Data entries
━━━━

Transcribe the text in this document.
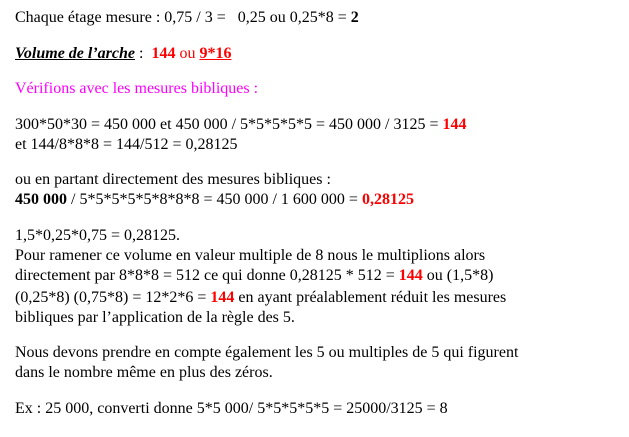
Chaque étage mesure : 0,75 / 3 =   0,25 ou 0,25*8 = 2
Volume de l’arche :  144 ou 9*16
Vérifions avec les mesures bibliques :
300*50*30 = 450 000 et 450 000 / 5*5*5*5*5 = 450 000 / 3125 = 144
et 144/8*8*8 = 144/512 = 0,28125
ou en partant directement des mesures bibliques :
450 000 / 5*5*5*5*5*8*8*8 = 450 000 / 1 600 000 = 0,28125
1,5*0,25*0,75 = 0,28125.
Pour ramener ce volume en valeur multiple de 8 nous le multiplions alors
directement par 8*8*8 = 512 ce qui donne 0,28125 * 512 = 144 ou (1,5*8)
(0,25*8) (0,75*8) = 12*2*6 = 144 en ayant préalablement réduit les mesures
bibliques par l’application de la règle des 5.
Nous devons prendre en compte également les 5 ou multiples de 5 qui figurent
dans le nombre même en plus des zéros.
Ex : 25 000, converti donne 5*5 000/ 5*5*5*5*5 = 25000/3125 = 8
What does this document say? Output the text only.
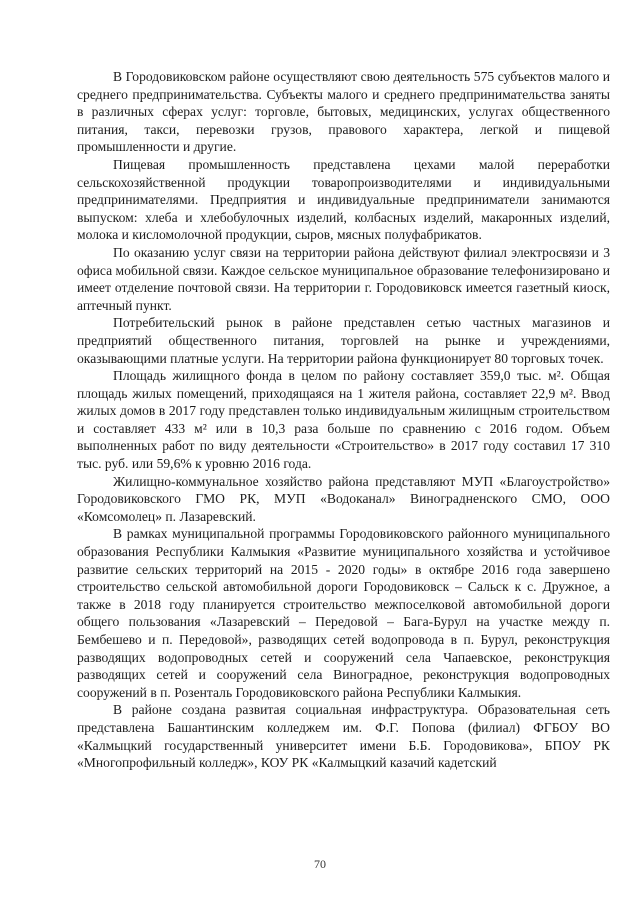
В Городовиковском районе осуществляют свою деятельность 575 субъектов малого и среднего предпринимательства. Субъекты малого и среднего предпринимательства заняты в различных сферах услуг: торговле, бытовых, медицинских, услугах общественного питания, такси, перевозки грузов, правового характера, легкой и пищевой промышленности и другие.

Пищевая промышленность представлена цехами малой переработки сельскохозяйственной продукции товаропроизводителями и индивидуальными предпринимателями. Предприятия и индивидуальные предприниматели занимаются выпуском: хлеба и хлебобулочных изделий, колбасных изделий, макаронных изделий, молока и кисломолочной продукции, сыров, мясных полуфабрикатов.

По оказанию услуг связи на территории района действуют филиал электросвязи и 3 офиса мобильной связи. Каждое сельское муниципальное образование телефонизировано и имеет отделение почтовой связи. На территории г. Городовиковск имеется газетный киоск, аптечный пункт.

Потребительский рынок в районе представлен сетью частных магазинов и предприятий общественного питания, торговлей на рынке и учреждениями, оказывающими платные услуги. На территории района функционирует 80 торговых точек.

Площадь жилищного фонда в целом по району составляет 359,0 тыс. м². Общая площадь жилых помещений, приходящаяся на 1 жителя района, составляет 22,9 м². Ввод жилых домов в 2017 году представлен только индивидуальным жилищным строительством и составляет 433 м² или в 10,3 раза больше по сравнению с 2016 годом. Объем выполненных работ по виду деятельности «Строительство» в 2017 году составил 17 310 тыс. руб. или 59,6% к уровню 2016 года.

Жилищно-коммунальное хозяйство района представляют МУП «Благоустройство» Городовиковского ГМО РК, МУП «Водоканал» Виноградненского СМО, ООО «Комсомолец» п. Лазаревский.

В рамках муниципальной программы Городовиковского районного муниципального образования Республики Калмыкия «Развитие муниципального хозяйства и устойчивое развитие сельских территорий на 2015 - 2020 годы» в октябре 2016 года завершено строительство сельской автомобильной дороги Городовиковск – Сальск к с. Дружное, а также в 2018 году планируется строительство межпоселковой автомобильной дороги общего пользования «Лазаревский – Передовой – Бага-Бурул на участке между п. Бембешево и п. Передовой», разводящих сетей водопровода в п. Бурул, реконструкция разводящих водопроводных сетей и сооружений села Чапаевское, реконструкция разводящих сетей и сооружений села Виноградное, реконструкция водопроводных сооружений в п. Розенталь Городовиковского района Республики Калмыкия.

В районе создана развитая социальная инфраструктура. Образовательная сеть представлена Башантинским колледжем им. Ф.Г. Попова (филиал) ФГБОУ ВО «Калмыцкий государственный университет имени Б.Б. Городовикова», БПОУ РК «Многопрофильный колледж», КОУ РК «Калмыцкий казачий кадетский

70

━━━━

● Task requirements
Calculate how many lines of the material include the string "общественного", and state that number by itself.

● Reply
2